[WHAT YOU WILL DO]
Could you print all the entries exactly?
* * *
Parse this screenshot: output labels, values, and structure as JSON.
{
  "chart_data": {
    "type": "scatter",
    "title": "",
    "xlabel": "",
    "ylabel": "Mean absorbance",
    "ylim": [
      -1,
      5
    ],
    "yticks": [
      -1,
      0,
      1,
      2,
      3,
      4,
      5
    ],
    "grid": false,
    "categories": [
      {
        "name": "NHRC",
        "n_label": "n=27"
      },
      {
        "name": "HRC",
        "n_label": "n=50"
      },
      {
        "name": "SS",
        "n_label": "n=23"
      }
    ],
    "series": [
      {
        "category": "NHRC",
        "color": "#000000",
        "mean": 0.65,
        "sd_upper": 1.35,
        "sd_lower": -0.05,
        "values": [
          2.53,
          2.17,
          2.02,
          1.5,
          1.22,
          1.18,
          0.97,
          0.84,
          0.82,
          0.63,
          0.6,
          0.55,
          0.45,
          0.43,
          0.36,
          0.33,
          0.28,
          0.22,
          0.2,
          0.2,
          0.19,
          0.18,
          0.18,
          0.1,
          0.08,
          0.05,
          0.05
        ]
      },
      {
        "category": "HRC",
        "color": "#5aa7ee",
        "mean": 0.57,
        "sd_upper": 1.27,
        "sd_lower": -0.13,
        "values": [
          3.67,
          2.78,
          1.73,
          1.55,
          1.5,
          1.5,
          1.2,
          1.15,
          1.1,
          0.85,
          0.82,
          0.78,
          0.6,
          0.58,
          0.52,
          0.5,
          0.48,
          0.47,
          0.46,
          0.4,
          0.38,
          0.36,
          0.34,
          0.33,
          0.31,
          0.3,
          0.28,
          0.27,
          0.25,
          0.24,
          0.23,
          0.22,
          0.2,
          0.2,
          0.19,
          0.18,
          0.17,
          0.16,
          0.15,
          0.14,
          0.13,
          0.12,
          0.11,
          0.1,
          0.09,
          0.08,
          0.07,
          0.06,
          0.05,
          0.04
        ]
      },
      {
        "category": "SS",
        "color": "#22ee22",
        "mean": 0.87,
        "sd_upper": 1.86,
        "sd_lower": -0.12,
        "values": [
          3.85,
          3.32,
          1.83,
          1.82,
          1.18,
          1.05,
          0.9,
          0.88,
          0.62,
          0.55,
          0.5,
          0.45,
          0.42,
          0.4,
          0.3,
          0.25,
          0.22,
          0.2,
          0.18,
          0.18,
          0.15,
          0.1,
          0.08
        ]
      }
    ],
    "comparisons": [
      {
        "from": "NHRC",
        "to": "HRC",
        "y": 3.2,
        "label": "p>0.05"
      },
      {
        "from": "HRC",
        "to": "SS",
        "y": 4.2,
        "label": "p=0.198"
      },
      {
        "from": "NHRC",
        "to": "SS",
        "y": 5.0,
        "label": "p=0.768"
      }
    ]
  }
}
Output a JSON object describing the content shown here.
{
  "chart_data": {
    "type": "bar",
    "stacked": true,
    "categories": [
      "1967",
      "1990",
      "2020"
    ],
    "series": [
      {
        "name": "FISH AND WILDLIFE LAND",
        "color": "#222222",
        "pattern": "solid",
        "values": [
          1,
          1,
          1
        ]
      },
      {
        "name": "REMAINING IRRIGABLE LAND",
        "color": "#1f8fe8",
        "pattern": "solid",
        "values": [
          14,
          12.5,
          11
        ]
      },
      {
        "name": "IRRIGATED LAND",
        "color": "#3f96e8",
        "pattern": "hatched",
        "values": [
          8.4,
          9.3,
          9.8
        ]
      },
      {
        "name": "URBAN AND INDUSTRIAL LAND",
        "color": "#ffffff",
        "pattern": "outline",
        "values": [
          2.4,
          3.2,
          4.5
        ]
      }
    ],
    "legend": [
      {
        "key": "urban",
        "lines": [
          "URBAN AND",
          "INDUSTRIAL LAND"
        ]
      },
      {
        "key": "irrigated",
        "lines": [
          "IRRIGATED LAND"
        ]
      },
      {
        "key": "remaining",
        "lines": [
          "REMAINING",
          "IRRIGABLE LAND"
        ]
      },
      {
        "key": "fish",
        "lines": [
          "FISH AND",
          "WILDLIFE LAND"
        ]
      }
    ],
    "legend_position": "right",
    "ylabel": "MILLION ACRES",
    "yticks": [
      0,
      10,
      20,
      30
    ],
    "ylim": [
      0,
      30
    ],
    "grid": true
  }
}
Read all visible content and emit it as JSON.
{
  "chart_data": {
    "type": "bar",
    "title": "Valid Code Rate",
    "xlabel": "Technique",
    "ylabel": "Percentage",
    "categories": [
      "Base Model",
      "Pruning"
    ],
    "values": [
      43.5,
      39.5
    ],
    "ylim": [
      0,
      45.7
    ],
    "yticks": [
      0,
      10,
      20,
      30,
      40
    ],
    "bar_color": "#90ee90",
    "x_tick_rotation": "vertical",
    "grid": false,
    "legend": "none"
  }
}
* * *
[EXERCISE RESPONSE]
Parse this screenshot: output labels, values, and structure as JSON.
{
  "chart_data": {
    "type": "scatter",
    "title": "",
    "xlabel": "",
    "ylabel": "Mean absorbance",
    "ylim": [
      -1,
      5
    ],
    "yticks": [
      -1,
      0,
      1,
      2,
      3,
      4,
      5
    ],
    "grid": false,
    "categories": [
      {
        "name": "NHRC",
        "n_label": "n=27"
      },
      {
        "name": "HRC",
        "n_label": "n=50"
      },
      {
        "name": "SS",
        "n_label": "n=23"
      }
    ],
    "series": [
      {
        "category": "NHRC",
        "color": "#000000",
        "mean": 0.65,
        "sd_upper": 1.35,
        "sd_lower": -0.05,
        "values": [
          2.53,
          2.17,
          2.02,
          1.5,
          1.22,
          1.18,
          0.97,
          0.84,
          0.82,
          0.63,
          0.6,
          0.55,
          0.45,
          0.43,
          0.36,
          0.33,
          0.28,
          0.22,
          0.2,
          0.2,
          0.19,
          0.18,
          0.18,
          0.1,
          0.08,
          0.05,
          0.05
        ]
      },
      {
        "category": "HRC",
        "color": "#5aa7ee",
        "mean": 0.57,
        "sd_upper": 1.27,
        "sd_lower": -0.13,
        "values": [
          3.67,
          2.78,
          1.73,
          1.55,
          1.5,
          1.5,
          1.2,
          1.15,
          1.1,
          0.85,
          0.82,
          0.78,
          0.6,
          0.58,
          0.52,
          0.5,
          0.48,
          0.47,
          0.46,
          0.4,
          0.38,
          0.36,
          0.34,
          0.33,
          0.31,
          0.3,
          0.28,
          0.27,
          0.25,
          0.24,
          0.23,
          0.22,
          0.2,
          0.2,
          0.19,
          0.18,
          0.17,
          0.16,
          0.15,
          0.14,
          0.13,
          0.12,
          0.11,
          0.1,
          0.09,
          0.08,
          0.07,
          0.06,
          0.05,
          0.04
        ]
      },
      {
        "category": "SS",
        "color": "#22ee22",
        "mean": 0.87,
        "sd_upper": 1.86,
        "sd_lower": -0.12,
        "values": [
          3.85,
          3.32,
          1.83,
          1.82,
          1.18,
          1.05,
          0.9,
          0.88,
          0.62,
          0.55,
          0.5,
          0.45,
          0.42,
          0.4,
          0.3,
          0.25,
          0.22,
          0.2,
          0.18,
          0.18,
          0.15,
          0.1,
          0.08
        ]
      }
    ],
    "comparisons": [
      {
        "from": "NHRC",
        "to": "HRC",
        "y": 3.2,
        "label": "p>0.05"
      },
      {
        "from": "HRC",
        "to": "SS",
        "y": 4.2,
        "label": "p=0.198"
      },
      {
        "from": "NHRC",
        "to": "SS",
        "y": 5.0,
        "label": "p=0.768"
      }
    ]
  }
}
Output a JSON object describing the content shown here.
{
  "chart_data": {
    "type": "bar",
    "stacked": true,
    "categories": [
      "1967",
      "1990",
      "2020"
    ],
    "series": [
      {
        "name": "FISH AND WILDLIFE LAND",
        "color": "#222222",
        "pattern": "solid",
        "values": [
          1,
          1,
          1
        ]
      },
      {
        "name": "REMAINING IRRIGABLE LAND",
        "color": "#1f8fe8",
        "pattern": "solid",
        "values": [
          14,
          12.5,
          11
        ]
      },
      {
        "name": "IRRIGATED LAND",
        "color": "#3f96e8",
        "pattern": "hatched",
        "values": [
          8.4,
          9.3,
          9.8
        ]
      },
      {
        "name": "URBAN AND INDUSTRIAL LAND",
        "color": "#ffffff",
        "pattern": "outline",
        "values": [
          2.4,
          3.2,
          4.5
        ]
      }
    ],
    "legend": [
      {
        "key": "urban",
        "lines": [
          "URBAN AND",
          "INDUSTRIAL LAND"
        ]
      },
      {
        "key": "irrigated",
        "lines": [
          "IRRIGATED LAND"
        ]
      },
      {
        "key": "remaining",
        "lines": [
          "REMAINING",
          "IRRIGABLE LAND"
        ]
      },
      {
        "key": "fish",
        "lines": [
          "FISH AND",
          "WILDLIFE LAND"
        ]
      }
    ],
    "legend_position": "right",
    "ylabel": "MILLION ACRES",
    "yticks": [
      0,
      10,
      20,
      30
    ],
    "ylim": [
      0,
      30
    ],
    "grid": true
  }
}
Read all visible content and emit it as JSON.
{
  "chart_data": {
    "type": "bar",
    "title": "Valid Code Rate",
    "xlabel": "Technique",
    "ylabel": "Percentage",
    "categories": [
      "Base Model",
      "Pruning"
    ],
    "values": [
      43.5,
      39.5
    ],
    "ylim": [
      0,
      45.7
    ],
    "yticks": [
      0,
      10,
      20,
      30,
      40
    ],
    "bar_color": "#90ee90",
    "x_tick_rotation": "vertical",
    "grid": false,
    "legend": "none"
  }
}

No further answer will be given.